__Description of the task__
Look through the listing below and work out how many of its lines hold the word "Skyldig". Give only the number.
-- start --
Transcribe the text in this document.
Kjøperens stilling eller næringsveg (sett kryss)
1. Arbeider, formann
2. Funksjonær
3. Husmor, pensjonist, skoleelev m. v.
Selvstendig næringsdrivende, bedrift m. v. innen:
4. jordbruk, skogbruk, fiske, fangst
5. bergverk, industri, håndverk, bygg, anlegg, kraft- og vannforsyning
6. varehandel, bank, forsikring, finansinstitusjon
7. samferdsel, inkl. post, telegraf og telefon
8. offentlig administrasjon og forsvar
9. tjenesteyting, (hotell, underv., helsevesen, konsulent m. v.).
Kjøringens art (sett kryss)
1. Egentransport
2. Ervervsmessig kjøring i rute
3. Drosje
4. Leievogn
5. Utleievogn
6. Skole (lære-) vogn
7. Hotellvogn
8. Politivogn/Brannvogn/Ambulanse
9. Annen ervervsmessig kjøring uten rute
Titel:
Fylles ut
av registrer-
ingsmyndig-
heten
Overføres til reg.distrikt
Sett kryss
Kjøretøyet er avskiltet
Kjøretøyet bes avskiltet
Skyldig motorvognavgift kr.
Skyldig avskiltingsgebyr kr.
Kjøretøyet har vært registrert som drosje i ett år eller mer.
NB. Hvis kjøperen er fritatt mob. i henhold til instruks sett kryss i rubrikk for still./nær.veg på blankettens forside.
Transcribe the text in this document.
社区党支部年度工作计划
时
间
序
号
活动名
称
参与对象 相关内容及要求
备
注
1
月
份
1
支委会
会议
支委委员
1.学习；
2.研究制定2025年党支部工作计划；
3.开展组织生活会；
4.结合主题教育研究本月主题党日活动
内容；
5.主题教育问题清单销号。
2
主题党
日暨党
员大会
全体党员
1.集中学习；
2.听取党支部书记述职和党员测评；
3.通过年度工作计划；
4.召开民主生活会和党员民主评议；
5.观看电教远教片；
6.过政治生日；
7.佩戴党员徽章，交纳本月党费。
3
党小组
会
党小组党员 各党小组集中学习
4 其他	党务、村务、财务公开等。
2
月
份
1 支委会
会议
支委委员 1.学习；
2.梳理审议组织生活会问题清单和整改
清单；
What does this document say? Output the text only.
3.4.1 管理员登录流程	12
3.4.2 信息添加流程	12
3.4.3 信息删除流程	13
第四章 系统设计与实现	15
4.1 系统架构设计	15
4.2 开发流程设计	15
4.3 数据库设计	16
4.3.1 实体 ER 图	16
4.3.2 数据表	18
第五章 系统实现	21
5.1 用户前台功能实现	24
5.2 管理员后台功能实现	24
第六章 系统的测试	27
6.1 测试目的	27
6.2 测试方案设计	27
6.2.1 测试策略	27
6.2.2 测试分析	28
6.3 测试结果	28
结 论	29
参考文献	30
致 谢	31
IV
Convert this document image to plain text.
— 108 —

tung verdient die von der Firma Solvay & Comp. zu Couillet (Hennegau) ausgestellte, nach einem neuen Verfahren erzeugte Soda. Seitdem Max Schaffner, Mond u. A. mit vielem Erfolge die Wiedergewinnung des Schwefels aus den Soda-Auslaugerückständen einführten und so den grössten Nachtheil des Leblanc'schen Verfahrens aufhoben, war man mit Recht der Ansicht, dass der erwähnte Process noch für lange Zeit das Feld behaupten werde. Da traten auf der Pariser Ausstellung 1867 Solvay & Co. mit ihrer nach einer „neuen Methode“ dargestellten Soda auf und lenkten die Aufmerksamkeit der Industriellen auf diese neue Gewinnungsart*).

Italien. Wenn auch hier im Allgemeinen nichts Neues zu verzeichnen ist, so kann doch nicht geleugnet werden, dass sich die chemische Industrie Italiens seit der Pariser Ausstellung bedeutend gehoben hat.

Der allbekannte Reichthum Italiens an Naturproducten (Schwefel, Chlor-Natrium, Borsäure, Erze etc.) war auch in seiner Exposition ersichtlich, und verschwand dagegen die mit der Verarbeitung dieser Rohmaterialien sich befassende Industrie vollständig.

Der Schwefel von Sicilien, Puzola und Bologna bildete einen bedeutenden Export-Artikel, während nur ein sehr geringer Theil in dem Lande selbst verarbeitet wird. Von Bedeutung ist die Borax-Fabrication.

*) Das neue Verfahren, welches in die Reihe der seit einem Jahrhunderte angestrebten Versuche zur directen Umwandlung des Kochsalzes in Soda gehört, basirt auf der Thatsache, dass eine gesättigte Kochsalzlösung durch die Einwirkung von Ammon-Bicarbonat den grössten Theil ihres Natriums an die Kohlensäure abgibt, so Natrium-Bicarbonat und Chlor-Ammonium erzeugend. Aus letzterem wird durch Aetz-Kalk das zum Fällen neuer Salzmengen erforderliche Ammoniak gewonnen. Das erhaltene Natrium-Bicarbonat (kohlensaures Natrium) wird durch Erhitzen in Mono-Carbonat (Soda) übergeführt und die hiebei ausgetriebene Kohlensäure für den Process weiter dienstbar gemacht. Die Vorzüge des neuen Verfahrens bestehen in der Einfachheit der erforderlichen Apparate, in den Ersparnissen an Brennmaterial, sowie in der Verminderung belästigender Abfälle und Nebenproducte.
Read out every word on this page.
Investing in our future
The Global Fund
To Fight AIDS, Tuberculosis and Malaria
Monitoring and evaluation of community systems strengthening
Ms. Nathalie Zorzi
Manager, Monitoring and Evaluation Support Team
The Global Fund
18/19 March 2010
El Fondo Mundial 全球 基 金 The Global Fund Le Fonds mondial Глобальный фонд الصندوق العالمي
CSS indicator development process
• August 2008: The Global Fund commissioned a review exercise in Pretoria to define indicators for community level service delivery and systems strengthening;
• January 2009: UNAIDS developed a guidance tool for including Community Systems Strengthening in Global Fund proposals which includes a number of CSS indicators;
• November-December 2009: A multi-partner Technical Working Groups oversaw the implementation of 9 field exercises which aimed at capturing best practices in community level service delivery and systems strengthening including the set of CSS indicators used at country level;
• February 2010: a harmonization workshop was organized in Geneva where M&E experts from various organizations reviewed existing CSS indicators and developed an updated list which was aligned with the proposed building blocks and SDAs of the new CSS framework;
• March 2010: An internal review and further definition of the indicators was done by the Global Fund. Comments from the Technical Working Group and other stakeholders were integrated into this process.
-- end --
__The result__
2